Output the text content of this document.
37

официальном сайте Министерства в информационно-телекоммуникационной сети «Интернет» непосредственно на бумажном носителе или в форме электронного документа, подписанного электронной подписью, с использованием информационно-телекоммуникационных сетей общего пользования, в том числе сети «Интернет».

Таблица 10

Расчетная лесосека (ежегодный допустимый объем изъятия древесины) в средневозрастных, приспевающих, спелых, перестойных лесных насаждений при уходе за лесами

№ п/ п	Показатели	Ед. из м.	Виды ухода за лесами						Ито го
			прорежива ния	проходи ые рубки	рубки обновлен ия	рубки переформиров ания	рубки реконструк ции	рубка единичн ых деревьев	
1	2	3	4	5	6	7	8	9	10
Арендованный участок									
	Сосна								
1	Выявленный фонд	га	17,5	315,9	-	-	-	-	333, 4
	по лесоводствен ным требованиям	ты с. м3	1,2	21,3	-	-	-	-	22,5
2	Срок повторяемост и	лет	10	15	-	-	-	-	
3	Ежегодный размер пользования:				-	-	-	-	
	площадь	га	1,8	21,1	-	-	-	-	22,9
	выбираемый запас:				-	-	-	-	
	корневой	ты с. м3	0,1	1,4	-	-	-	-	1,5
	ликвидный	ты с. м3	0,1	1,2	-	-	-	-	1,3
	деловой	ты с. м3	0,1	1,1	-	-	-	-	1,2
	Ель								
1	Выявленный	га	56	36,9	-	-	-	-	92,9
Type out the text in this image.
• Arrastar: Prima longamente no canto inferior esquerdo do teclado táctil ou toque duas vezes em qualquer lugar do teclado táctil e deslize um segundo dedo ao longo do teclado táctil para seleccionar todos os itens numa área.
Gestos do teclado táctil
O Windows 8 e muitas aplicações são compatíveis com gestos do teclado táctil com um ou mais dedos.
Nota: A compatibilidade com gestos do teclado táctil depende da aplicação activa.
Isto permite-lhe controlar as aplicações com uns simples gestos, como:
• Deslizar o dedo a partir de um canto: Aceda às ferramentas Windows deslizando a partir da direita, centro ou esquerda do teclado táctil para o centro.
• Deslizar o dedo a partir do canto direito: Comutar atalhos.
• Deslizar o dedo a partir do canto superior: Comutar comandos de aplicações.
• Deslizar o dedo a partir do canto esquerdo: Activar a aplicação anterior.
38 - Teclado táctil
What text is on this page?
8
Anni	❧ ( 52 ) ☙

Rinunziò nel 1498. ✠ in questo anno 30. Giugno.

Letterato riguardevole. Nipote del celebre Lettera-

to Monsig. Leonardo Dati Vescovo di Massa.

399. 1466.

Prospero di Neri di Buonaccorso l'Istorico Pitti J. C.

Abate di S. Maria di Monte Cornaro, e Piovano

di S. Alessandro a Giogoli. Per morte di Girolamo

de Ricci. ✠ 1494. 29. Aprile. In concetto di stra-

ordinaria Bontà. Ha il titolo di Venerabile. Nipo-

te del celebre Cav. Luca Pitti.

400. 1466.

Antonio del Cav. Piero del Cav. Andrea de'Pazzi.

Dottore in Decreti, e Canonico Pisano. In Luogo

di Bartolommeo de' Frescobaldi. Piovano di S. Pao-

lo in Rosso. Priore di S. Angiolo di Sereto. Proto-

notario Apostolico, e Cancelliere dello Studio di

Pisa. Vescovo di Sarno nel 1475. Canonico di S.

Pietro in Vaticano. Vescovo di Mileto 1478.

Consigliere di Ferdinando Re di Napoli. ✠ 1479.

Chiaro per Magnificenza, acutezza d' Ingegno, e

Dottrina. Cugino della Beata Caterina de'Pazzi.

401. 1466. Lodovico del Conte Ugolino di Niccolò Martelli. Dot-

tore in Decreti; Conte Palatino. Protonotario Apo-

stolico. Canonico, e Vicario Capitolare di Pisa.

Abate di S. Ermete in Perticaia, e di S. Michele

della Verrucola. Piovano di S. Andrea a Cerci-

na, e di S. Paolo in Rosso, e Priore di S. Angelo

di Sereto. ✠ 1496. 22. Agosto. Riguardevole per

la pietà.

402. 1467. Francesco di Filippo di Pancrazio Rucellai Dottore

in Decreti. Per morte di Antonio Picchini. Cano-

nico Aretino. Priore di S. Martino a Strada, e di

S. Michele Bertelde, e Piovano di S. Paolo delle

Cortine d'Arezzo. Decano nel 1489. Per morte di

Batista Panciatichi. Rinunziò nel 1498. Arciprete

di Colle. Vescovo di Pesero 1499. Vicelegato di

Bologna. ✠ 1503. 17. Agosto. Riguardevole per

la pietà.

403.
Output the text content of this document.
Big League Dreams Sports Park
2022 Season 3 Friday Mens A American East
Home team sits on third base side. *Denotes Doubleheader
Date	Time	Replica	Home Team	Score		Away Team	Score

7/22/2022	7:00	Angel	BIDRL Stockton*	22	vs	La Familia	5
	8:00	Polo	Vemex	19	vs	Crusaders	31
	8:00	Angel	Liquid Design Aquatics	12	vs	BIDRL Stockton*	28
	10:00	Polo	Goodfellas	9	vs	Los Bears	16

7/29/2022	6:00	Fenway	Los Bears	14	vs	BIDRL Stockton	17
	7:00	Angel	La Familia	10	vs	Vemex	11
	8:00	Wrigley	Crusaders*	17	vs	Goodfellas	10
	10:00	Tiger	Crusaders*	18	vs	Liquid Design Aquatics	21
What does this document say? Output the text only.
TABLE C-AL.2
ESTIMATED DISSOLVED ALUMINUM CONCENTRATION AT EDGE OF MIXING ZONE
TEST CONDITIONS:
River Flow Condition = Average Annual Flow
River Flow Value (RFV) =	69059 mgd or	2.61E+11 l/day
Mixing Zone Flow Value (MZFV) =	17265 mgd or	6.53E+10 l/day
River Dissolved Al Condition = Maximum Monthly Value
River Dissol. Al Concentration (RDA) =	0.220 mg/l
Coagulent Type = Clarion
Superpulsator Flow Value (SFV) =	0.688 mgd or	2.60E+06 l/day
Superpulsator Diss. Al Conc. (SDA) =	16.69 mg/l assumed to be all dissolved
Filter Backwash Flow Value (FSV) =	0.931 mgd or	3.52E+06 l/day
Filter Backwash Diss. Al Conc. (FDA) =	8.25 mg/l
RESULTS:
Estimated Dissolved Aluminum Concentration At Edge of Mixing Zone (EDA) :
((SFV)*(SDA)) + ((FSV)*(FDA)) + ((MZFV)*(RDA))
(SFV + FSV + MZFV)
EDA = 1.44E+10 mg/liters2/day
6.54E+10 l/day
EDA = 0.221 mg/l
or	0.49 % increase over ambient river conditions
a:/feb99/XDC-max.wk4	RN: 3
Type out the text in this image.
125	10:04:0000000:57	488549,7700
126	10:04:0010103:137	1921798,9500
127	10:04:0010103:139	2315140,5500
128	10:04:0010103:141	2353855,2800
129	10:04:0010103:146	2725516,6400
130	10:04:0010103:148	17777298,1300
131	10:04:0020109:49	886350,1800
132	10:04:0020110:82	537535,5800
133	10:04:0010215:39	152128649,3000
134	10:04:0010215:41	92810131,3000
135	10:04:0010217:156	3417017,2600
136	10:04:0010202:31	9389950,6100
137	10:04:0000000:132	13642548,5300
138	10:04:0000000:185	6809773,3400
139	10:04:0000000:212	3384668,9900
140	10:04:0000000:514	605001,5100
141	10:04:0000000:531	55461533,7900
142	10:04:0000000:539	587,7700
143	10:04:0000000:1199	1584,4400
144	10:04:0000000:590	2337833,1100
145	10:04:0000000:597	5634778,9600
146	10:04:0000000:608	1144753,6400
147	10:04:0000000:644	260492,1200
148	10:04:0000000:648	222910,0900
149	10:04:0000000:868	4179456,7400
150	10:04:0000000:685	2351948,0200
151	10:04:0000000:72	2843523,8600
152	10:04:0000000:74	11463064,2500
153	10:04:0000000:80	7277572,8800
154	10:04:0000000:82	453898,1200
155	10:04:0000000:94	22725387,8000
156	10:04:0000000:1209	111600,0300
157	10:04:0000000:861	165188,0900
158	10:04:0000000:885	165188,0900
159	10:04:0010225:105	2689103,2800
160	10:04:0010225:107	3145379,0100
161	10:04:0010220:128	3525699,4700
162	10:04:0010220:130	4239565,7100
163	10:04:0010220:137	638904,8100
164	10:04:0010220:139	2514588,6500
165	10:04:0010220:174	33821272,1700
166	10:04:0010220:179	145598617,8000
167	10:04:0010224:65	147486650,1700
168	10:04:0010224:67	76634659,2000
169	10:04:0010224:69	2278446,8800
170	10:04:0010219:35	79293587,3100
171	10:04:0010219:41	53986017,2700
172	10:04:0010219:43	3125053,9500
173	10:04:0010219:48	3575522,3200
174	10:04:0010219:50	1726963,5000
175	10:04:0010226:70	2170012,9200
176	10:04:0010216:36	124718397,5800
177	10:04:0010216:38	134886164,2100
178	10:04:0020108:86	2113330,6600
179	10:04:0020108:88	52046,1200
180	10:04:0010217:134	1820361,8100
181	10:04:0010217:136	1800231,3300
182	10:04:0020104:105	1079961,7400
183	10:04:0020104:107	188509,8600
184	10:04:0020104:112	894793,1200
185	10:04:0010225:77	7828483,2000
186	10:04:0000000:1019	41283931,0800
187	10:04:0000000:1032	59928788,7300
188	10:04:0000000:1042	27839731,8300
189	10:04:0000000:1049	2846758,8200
▬▬▬▬▬▬
Brief:
Collect every line above that contains the word "Sereto".

Output of the task:
lo in Rosso. Priore di S. Angiolo di Sereto. Proto-
di Sereto. ✠ 1496. 22. Agosto. Riguardevole per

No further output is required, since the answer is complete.